Stated task 1:
Answer these questions about the park story below.
(a) What percentage of battery did the phone have left?
(b) Where did the man collecting trash say he was from?
(c) Which park was the narrator told is right there after crossing a street?

Quoted text:
-- start --
My phone only had 17% battery left.
So while there were various parks that I wanted to check out after the parade, I knew I would have to be selective.
With that in mind, I almost contemplated just skipping any more park seeing until the next day when my phone would be ready.
However, as I walked closer to where Angel of Independence Status is, I see some street called “Sevilla.”
And, having remembered that a famous park in Mexico called Parque Mexico happens to be close to Metro Sevilla, I decided to knock it out of my list to take pictures of.
So I took a turn onto that street and began looking for Parque Mexico and another park called Parque España.
Right away, I asked some dude collecting trash if he knew where the parks were.
He told me “no, soy de Iztapalapa.”
So i kept walking.
The next dude I asked directions from was a street vendor and he also didn’t know.
Eventually, I found some taco dude who told me that it’s literally just a straight walk forward.
And, from there, I had for directions once or twice more to make sure I was actually taking the right advice.
I eventually found myself past Metro Sevilla station.
Which is a good sign because I remember Google maps telling me beforehand that it’s somewhat closer to Metro Sevilla.
Then I found myself at some very thin park that stretches some odd distance.
And asked then some random dude in a suit if “this is Parque Mexico?”
He said “sure” but didn’t seem too confident in his answer.
And I had doubts because the park itself didn’t look all that impressive.
Why would it have a good reputation if this is what it is?
Doesn’t make sense.
Nor did it have any sign saying “Parque Mexico.”
As I kept walking, I saw some homeless dude get shoved out of a fancy restaurant by an older security guard.
Who began yelling shit like “YA NO MAMES, YA ME VOY!!!”
And I asked the security guard then for directions to either park and he pointed me in the right direction.
Crossing a street, I found some cute chick who told me that “Parque España” is right there.
So not the Parque Mexico that I was looking to arrive to first but still one of the parks I wanted to see.
-- end --
Input material:
-- start --
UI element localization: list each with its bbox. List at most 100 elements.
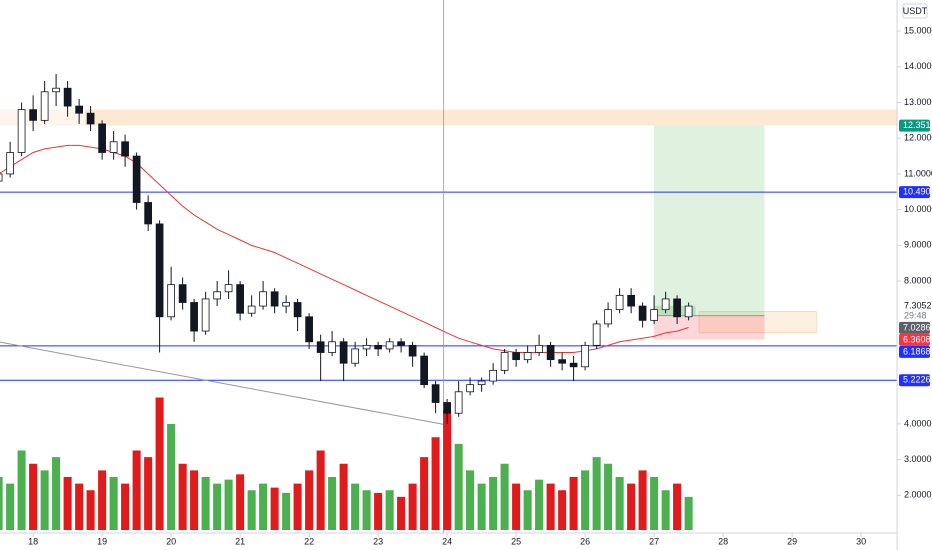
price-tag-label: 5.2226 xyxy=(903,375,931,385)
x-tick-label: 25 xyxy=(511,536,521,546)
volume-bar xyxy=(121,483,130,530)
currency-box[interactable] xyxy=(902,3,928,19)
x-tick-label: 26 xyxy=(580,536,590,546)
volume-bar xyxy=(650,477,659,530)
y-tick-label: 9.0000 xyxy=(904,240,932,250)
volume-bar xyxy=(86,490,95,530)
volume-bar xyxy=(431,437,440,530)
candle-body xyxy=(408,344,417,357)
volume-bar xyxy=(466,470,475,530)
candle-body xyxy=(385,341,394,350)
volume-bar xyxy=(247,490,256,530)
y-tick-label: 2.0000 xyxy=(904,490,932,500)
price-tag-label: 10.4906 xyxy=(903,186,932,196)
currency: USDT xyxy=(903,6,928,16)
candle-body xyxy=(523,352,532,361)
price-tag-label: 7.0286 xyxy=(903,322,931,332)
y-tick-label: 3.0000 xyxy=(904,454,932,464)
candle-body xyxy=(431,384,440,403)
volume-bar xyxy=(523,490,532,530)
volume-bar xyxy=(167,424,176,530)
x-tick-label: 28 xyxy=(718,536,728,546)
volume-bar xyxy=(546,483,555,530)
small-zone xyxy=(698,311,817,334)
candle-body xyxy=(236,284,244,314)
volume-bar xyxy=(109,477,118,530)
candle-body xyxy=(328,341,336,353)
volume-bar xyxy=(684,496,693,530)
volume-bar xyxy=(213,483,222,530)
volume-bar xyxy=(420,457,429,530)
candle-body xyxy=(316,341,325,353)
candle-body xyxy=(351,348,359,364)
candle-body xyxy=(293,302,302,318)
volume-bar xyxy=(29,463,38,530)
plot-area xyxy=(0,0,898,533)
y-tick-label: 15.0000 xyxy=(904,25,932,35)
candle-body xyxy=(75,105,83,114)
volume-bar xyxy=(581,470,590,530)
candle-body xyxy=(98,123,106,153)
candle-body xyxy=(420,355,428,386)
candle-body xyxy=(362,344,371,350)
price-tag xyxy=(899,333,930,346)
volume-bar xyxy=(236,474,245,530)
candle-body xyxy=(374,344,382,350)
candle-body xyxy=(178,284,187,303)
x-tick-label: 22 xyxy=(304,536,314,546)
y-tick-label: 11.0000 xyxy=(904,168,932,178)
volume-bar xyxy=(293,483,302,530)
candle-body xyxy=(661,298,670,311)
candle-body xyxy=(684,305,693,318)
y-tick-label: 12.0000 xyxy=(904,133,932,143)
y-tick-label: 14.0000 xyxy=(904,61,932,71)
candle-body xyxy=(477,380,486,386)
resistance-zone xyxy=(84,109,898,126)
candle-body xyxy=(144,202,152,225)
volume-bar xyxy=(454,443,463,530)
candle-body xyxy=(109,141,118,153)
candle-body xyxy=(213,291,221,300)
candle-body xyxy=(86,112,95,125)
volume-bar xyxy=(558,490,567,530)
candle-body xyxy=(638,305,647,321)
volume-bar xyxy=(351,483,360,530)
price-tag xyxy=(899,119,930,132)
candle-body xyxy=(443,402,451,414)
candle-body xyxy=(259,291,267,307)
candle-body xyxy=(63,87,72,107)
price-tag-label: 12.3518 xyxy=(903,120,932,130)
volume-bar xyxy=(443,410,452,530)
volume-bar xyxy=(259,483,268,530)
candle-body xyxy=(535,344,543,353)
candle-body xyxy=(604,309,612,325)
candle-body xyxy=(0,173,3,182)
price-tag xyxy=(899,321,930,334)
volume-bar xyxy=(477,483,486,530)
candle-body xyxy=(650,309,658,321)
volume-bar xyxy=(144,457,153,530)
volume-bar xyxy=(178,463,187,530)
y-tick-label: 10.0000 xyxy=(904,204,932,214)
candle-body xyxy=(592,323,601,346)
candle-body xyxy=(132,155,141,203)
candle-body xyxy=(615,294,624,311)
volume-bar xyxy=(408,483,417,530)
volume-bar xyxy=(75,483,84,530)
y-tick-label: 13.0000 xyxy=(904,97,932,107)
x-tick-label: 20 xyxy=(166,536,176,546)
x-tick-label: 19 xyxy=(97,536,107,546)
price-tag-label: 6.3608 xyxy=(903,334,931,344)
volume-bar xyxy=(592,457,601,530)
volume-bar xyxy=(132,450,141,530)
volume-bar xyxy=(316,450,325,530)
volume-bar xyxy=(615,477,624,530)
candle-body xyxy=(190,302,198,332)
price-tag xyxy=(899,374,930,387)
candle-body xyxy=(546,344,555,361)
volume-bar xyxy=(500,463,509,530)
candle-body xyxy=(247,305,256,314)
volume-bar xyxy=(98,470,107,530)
-- end --
-- start --
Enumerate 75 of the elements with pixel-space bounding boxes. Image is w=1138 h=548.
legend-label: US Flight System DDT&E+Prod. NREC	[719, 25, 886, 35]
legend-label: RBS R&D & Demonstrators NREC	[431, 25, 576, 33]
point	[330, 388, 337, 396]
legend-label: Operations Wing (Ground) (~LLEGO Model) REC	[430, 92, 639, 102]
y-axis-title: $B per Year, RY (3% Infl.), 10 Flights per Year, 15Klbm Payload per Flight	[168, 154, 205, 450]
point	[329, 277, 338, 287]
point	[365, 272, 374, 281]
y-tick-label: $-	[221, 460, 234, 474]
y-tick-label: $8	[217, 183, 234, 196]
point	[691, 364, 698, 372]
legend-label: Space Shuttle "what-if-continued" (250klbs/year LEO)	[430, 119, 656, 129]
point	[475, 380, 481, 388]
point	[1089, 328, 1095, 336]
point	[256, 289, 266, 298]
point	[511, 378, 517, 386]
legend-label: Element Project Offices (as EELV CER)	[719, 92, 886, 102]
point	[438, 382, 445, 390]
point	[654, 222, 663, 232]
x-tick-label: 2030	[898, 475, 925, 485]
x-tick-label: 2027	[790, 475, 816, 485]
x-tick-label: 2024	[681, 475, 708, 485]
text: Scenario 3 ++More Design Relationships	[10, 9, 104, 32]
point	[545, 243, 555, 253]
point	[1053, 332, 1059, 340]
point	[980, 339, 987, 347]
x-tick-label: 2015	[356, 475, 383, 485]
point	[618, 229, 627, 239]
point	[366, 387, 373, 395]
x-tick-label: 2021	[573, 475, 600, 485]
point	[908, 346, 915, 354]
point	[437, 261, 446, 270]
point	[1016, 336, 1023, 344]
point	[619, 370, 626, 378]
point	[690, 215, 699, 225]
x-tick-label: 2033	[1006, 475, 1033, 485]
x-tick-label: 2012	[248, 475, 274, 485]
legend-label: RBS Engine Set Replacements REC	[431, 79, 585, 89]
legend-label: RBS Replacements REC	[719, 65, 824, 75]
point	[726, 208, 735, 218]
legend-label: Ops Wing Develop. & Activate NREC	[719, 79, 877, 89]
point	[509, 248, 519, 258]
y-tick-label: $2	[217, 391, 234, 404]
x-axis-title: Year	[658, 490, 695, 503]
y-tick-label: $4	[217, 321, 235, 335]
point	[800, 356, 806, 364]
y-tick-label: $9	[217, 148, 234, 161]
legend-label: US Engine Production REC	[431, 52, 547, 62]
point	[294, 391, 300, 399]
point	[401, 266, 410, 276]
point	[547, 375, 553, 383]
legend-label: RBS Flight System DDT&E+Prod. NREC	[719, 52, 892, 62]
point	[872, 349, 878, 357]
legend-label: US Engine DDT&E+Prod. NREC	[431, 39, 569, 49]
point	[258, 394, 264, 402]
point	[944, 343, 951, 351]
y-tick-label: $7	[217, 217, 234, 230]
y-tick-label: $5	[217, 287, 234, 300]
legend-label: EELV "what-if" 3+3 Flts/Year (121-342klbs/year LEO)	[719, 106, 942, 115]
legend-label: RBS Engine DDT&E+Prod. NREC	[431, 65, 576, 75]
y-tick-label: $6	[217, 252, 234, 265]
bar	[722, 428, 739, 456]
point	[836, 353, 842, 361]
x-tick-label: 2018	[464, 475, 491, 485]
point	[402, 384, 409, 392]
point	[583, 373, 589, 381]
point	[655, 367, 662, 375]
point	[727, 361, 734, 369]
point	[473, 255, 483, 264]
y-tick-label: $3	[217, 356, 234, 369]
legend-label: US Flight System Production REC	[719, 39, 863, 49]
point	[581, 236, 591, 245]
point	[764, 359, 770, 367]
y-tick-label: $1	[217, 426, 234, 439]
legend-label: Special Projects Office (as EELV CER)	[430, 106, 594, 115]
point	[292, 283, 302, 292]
-- end --
Stated task 2:
Filter the records above, keeping every line that contains the string "System". Case counts.

Response 1:
(a) 17%
(b) Iztapalapa
(c) Parque España

Response 2:
legend-label: US Flight System DDT&E+Prod. NREC	[719, 25, 886, 35]
legend-label: RBS Flight System DDT&E+Prod. NREC	[719, 52, 892, 62]
legend-label: US Flight System Production REC	[719, 39, 863, 49]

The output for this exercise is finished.